───── Information shown ─────

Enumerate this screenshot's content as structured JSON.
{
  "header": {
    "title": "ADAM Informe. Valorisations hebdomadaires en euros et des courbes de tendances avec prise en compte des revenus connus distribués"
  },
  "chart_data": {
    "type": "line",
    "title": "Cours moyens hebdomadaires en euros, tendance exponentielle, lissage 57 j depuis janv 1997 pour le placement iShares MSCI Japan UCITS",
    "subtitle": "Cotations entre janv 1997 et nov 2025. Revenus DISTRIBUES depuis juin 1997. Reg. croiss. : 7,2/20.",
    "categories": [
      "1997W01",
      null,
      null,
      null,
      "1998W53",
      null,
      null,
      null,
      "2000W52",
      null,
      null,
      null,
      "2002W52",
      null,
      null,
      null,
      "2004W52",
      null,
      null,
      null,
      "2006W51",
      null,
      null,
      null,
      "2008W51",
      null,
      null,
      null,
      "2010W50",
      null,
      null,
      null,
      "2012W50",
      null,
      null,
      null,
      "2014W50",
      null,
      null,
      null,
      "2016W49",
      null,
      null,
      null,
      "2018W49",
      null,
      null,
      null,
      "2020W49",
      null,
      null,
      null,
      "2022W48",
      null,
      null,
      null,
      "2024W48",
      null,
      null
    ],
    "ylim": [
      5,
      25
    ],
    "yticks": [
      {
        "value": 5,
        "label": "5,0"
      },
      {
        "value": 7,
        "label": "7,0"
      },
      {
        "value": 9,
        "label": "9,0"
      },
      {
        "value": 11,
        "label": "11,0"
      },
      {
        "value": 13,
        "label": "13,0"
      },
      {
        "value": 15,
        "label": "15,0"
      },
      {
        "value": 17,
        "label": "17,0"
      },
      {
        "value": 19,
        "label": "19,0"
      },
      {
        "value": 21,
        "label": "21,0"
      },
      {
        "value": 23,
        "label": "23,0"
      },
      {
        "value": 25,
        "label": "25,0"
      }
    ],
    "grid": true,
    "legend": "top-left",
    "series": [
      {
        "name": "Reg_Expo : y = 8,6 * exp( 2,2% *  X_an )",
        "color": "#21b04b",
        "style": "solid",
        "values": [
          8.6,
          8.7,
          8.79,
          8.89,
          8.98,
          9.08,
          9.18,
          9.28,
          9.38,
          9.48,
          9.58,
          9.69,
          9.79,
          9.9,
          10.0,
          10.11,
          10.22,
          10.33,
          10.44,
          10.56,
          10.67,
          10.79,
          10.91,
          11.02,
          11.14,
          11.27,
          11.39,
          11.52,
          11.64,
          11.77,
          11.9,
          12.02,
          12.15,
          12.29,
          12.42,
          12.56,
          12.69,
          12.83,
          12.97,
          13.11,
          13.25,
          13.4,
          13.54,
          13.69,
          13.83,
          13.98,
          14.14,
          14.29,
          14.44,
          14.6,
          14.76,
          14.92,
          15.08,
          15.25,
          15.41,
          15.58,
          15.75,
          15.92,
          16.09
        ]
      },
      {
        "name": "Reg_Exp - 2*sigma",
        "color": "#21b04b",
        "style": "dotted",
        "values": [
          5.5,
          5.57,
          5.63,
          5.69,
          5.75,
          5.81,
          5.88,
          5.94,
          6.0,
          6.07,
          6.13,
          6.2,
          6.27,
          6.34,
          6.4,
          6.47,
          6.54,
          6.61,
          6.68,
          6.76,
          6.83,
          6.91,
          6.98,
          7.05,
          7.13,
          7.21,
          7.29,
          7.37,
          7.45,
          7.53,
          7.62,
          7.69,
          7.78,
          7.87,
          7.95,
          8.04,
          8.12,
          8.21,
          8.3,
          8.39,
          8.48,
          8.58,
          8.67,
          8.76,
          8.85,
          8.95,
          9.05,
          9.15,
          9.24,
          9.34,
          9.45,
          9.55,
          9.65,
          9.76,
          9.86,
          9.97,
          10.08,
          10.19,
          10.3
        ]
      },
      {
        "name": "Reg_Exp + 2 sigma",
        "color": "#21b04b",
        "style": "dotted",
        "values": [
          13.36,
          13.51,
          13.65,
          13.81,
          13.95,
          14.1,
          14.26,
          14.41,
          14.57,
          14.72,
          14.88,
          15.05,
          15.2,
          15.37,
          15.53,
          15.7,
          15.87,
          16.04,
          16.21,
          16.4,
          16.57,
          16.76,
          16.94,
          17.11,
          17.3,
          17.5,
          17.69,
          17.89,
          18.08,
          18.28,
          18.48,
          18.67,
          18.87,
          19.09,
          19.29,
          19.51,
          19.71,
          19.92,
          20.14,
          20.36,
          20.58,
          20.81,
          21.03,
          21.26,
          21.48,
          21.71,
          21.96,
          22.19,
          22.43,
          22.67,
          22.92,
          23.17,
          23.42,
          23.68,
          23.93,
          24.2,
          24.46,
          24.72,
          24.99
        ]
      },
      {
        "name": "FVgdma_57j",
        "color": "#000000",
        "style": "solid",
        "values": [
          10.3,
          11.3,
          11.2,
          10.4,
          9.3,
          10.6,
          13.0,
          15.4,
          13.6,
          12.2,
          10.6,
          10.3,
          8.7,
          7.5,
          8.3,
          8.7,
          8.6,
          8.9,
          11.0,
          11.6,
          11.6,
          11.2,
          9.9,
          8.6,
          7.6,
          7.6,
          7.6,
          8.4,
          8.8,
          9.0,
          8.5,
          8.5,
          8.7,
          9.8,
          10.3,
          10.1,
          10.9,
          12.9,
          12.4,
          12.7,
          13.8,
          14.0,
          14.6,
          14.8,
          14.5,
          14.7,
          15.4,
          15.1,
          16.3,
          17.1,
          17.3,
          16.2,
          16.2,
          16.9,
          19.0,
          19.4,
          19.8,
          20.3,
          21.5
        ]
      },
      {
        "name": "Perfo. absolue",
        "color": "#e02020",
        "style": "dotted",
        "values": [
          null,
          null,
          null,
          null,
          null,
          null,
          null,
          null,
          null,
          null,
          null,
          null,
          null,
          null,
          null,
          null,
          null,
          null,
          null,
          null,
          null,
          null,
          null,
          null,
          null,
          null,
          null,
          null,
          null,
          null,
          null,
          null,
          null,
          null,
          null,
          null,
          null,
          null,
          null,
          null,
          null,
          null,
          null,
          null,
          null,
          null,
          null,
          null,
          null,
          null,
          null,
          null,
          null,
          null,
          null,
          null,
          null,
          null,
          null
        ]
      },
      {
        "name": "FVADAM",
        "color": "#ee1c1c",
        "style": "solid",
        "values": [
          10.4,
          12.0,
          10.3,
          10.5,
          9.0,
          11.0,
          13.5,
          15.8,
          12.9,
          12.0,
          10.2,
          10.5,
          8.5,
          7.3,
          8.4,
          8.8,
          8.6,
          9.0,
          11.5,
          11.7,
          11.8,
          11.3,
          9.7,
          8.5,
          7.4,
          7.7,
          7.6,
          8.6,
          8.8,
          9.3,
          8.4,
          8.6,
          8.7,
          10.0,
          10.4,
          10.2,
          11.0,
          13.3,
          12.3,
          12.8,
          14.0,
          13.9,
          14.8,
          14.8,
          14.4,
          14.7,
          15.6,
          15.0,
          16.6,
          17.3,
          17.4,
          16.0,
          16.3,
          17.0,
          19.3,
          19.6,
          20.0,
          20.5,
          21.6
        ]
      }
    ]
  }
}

─────

*Task statement*:
Using the records above, copy every line that has the word "euros" in it.

*Answer in full*:
    "title": "ADAM Informe. Valorisations hebdomadaires en euros et des courbes de tendances avec prise en compte des revenus connus distribués"
    "title": "Cours moyens hebdomadaires en euros, tendance exponentielle, lissage 57 j depuis janv 1997 pour le placement iShares MSCI Japan UCITS",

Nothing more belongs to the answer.